▶ [EXERCISE PROMPT] Copy every line of the data below, character for character.
** START INPUT FOR THIS TASK **
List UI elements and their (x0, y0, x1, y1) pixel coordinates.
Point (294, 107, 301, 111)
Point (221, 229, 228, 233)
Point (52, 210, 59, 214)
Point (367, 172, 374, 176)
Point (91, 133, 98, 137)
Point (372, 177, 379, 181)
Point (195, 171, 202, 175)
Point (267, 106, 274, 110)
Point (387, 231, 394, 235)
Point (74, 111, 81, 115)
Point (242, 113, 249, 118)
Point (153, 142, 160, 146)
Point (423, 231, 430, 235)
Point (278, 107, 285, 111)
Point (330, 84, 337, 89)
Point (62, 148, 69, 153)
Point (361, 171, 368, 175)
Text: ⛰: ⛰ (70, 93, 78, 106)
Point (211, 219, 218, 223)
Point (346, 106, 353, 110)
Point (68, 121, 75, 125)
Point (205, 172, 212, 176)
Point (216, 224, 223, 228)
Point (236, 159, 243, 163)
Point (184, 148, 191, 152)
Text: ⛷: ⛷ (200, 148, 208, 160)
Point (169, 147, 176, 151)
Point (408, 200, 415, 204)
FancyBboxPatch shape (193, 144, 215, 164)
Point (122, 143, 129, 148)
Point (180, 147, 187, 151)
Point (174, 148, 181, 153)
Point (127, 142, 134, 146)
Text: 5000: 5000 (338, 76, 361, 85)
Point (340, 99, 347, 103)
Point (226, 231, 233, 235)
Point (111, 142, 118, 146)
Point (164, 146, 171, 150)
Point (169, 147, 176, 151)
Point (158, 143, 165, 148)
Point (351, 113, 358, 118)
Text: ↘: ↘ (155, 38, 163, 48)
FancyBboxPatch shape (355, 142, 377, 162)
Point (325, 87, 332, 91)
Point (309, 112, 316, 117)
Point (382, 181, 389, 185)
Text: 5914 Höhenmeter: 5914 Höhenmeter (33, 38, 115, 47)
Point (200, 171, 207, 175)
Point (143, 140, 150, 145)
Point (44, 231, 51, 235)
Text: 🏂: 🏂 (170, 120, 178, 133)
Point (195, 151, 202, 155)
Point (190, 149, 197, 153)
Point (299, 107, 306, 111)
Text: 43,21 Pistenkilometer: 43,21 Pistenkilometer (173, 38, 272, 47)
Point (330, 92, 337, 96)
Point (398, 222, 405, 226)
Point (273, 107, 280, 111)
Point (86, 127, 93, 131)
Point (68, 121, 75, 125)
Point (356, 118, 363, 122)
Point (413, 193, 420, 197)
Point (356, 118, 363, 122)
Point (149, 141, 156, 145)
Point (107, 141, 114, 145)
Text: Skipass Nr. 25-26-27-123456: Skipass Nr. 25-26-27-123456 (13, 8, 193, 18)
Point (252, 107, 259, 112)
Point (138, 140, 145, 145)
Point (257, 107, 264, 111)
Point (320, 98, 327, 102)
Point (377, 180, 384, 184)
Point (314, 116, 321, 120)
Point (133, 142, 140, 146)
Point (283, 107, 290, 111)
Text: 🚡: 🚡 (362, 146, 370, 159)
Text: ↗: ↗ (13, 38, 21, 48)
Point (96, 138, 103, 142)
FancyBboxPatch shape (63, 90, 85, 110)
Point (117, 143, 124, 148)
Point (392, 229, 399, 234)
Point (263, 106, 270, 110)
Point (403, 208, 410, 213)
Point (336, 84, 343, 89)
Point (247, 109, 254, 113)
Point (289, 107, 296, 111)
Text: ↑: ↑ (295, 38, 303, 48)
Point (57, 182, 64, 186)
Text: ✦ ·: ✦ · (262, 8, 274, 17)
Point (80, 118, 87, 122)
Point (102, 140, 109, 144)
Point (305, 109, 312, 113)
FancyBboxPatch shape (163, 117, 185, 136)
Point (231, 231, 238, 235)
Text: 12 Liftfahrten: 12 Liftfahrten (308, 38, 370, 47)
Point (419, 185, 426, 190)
** END INPUT FOR THIS TASK **
▶ [SOLUTION BELOW]
List UI elements and their (x0, y0, x1, y1) pixel coordinates.
Point (294, 107, 301, 111)
Point (221, 229, 228, 233)
Point (52, 210, 59, 214)
Point (367, 172, 374, 176)
Point (91, 133, 98, 137)
Point (372, 177, 379, 181)
Point (195, 171, 202, 175)
Point (267, 106, 274, 110)
Point (387, 231, 394, 235)
Point (74, 111, 81, 115)
Point (242, 113, 249, 118)
Point (153, 142, 160, 146)
Point (423, 231, 430, 235)
Point (278, 107, 285, 111)
Point (330, 84, 337, 89)
Point (62, 148, 69, 153)
Point (361, 171, 368, 175)
Text: ⛰: ⛰ (70, 93, 78, 106)
Point (211, 219, 218, 223)
Point (346, 106, 353, 110)
Point (68, 121, 75, 125)
Point (205, 172, 212, 176)
Point (216, 224, 223, 228)
Point (236, 159, 243, 163)
Point (184, 148, 191, 152)
Text: ⛷: ⛷ (200, 148, 208, 160)
Point (169, 147, 176, 151)
Point (408, 200, 415, 204)
FancyBboxPatch shape (193, 144, 215, 164)
Point (122, 143, 129, 148)
Point (180, 147, 187, 151)
Point (174, 148, 181, 153)
Point (127, 142, 134, 146)
Text: 5000: 5000 (338, 76, 361, 85)
Point (340, 99, 347, 103)
Point (226, 231, 233, 235)
Point (111, 142, 118, 146)
Point (164, 146, 171, 150)
Point (169, 147, 176, 151)
Point (158, 143, 165, 148)
Point (351, 113, 358, 118)
Text: ↘: ↘ (155, 38, 163, 48)
FancyBboxPatch shape (355, 142, 377, 162)
Point (325, 87, 332, 91)
Point (309, 112, 316, 117)
Point (382, 181, 389, 185)
Text: 5914 Höhenmeter: 5914 Höhenmeter (33, 38, 115, 47)
Point (200, 171, 207, 175)
Point (143, 140, 150, 145)
Point (44, 231, 51, 235)
Text: 🏂: 🏂 (170, 120, 178, 133)
Point (195, 151, 202, 155)
Point (190, 149, 197, 153)
Point (299, 107, 306, 111)
Text: 43,21 Pistenkilometer: 43,21 Pistenkilometer (173, 38, 272, 47)
Point (330, 92, 337, 96)
Point (398, 222, 405, 226)
Point (273, 107, 280, 111)
Point (86, 127, 93, 131)
Point (68, 121, 75, 125)
Point (356, 118, 363, 122)
Point (413, 193, 420, 197)
Point (356, 118, 363, 122)
Point (149, 141, 156, 145)
Point (107, 141, 114, 145)
Text: Skipass Nr. 25-26-27-123456: Skipass Nr. 25-26-27-123456 (13, 8, 193, 18)
Point (252, 107, 259, 112)
Point (138, 140, 145, 145)
Point (257, 107, 264, 111)
Point (320, 98, 327, 102)
Point (377, 180, 384, 184)
Point (314, 116, 321, 120)
Point (133, 142, 140, 146)
Point (283, 107, 290, 111)
Text: 🚡: 🚡 (362, 146, 370, 159)
Text: ↗: ↗ (13, 38, 21, 48)
Point (96, 138, 103, 142)
FancyBboxPatch shape (63, 90, 85, 110)
Point (117, 143, 124, 148)
Point (392, 229, 399, 234)
Point (263, 106, 270, 110)
Point (403, 208, 410, 213)
Point (336, 84, 343, 89)
Point (247, 109, 254, 113)
Point (289, 107, 296, 111)
Text: ↑: ↑ (295, 38, 303, 48)
Point (57, 182, 64, 186)
Text: ✦ ·: ✦ · (262, 8, 274, 17)
Point (80, 118, 87, 122)
Point (102, 140, 109, 144)
Point (305, 109, 312, 113)
FancyBboxPatch shape (163, 117, 185, 136)
Point (231, 231, 238, 235)
Text: 12 Liftfahrten: 12 Liftfahrten (308, 38, 370, 47)
Point (419, 185, 426, 190)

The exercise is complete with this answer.